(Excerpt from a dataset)
○ ○ ○ ○ ○ ○ ○

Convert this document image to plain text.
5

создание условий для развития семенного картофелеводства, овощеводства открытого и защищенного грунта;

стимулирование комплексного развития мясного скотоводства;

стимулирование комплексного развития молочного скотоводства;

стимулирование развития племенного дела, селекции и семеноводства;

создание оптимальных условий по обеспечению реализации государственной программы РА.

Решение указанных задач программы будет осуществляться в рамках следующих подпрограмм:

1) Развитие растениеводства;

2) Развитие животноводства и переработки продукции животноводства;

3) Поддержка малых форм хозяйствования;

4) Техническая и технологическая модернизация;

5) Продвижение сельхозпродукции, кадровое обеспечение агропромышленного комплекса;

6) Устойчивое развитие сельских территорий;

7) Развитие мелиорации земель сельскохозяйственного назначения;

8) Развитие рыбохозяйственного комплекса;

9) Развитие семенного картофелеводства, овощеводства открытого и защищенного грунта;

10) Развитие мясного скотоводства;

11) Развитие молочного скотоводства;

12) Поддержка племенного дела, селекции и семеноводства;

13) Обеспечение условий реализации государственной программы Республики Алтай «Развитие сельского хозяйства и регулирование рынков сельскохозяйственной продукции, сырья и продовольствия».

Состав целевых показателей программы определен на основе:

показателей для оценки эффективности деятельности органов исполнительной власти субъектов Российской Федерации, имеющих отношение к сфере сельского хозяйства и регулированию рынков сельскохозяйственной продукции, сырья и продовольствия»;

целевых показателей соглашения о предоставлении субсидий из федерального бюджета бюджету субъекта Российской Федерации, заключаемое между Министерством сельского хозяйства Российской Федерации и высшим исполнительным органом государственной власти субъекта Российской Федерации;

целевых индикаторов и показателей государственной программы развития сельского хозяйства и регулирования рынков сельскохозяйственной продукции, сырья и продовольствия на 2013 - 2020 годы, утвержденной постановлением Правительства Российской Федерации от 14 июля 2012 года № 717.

○ ○ ○ ○ ○ ○ ○

Problem to work on.
Each line of the listing should be copied exactly.

Result of the task.
Convert this document image to plain text.
5

создание условий для развития семенного картофелеводства, овощеводства открытого и защищенного грунта;

стимулирование комплексного развития мясного скотоводства;

стимулирование комплексного развития молочного скотоводства;

стимулирование развития племенного дела, селекции и семеноводства;

создание оптимальных условий по обеспечению реализации государственной программы РА.

Решение указанных задач программы будет осуществляться в рамках следующих подпрограмм:

1) Развитие растениеводства;

2) Развитие животноводства и переработки продукции животноводства;

3) Поддержка малых форм хозяйствования;

4) Техническая и технологическая модернизация;

5) Продвижение сельхозпродукции, кадровое обеспечение агропромышленного комплекса;

6) Устойчивое развитие сельских территорий;

7) Развитие мелиорации земель сельскохозяйственного назначения;

8) Развитие рыбохозяйственного комплекса;

9) Развитие семенного картофелеводства, овощеводства открытого и защищенного грунта;

10) Развитие мясного скотоводства;

11) Развитие молочного скотоводства;

12) Поддержка племенного дела, селекции и семеноводства;

13) Обеспечение условий реализации государственной программы Республики Алтай «Развитие сельского хозяйства и регулирование рынков сельскохозяйственной продукции, сырья и продовольствия».

Состав целевых показателей программы определен на основе:

показателей для оценки эффективности деятельности органов исполнительной власти субъектов Российской Федерации, имеющих отношение к сфере сельского хозяйства и регулированию рынков сельскохозяйственной продукции, сырья и продовольствия»;

целевых показателей соглашения о предоставлении субсидий из федерального бюджета бюджету субъекта Российской Федерации, заключаемое между Министерством сельского хозяйства Российской Федерации и высшим исполнительным органом государственной власти субъекта Российской Федерации;

целевых индикаторов и показателей государственной программы развития сельского хозяйства и регулирования рынков сельскохозяйственной продукции, сырья и продовольствия на 2013 - 2020 годы, утвержденной постановлением Правительства Российской Федерации от 14 июля 2012 года № 717.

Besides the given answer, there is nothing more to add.